--- RECORD EXCERPTS ---

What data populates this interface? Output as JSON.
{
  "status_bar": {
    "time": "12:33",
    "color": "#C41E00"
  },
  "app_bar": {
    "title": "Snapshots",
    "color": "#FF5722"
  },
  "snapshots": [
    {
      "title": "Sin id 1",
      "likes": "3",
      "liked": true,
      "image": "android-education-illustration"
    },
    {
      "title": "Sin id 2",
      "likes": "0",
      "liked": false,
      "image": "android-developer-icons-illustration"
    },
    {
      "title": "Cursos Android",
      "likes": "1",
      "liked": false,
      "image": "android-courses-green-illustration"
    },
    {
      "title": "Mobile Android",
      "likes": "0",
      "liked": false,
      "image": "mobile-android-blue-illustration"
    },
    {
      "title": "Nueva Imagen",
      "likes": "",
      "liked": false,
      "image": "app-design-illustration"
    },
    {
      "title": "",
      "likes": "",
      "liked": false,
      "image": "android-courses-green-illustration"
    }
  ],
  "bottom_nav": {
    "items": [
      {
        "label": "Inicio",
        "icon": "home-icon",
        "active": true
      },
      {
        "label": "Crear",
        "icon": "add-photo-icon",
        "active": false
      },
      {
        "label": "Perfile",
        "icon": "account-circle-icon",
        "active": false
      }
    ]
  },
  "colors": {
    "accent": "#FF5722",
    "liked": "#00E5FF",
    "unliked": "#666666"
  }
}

---

PROBLEM REQUIREMENTS:
Your task is to extract all of the records exactly.

CORRECT RESULT:
What data populates this interface? Output as JSON.
{
  "status_bar": {
    "time": "12:33",
    "color": "#C41E00"
  },
  "app_bar": {
    "title": "Snapshots",
    "color": "#FF5722"
  },
  "snapshots": [
    {
      "title": "Sin id 1",
      "likes": "3",
      "liked": true,
      "image": "android-education-illustration"
    },
    {
      "title": "Sin id 2",
      "likes": "0",
      "liked": false,
      "image": "android-developer-icons-illustration"
    },
    {
      "title": "Cursos Android",
      "likes": "1",
      "liked": false,
      "image": "android-courses-green-illustration"
    },
    {
      "title": "Mobile Android",
      "likes": "0",
      "liked": false,
      "image": "mobile-android-blue-illustration"
    },
    {
      "title": "Nueva Imagen",
      "likes": "",
      "liked": false,
      "image": "app-design-illustration"
    },
    {
      "title": "",
      "likes": "",
      "liked": false,
      "image": "android-courses-green-illustration"
    }
  ],
  "bottom_nav": {
    "items": [
      {
        "label": "Inicio",
        "icon": "home-icon",
        "active": true
      },
      {
        "label": "Crear",
        "icon": "add-photo-icon",
        "active": false
      },
      {
        "label": "Perfile",
        "icon": "account-circle-icon",
        "active": false
      }
    ]
  },
  "colors": {
    "accent": "#FF5722",
    "liked": "#00E5FF",
    "unliked": "#666666"
  }
}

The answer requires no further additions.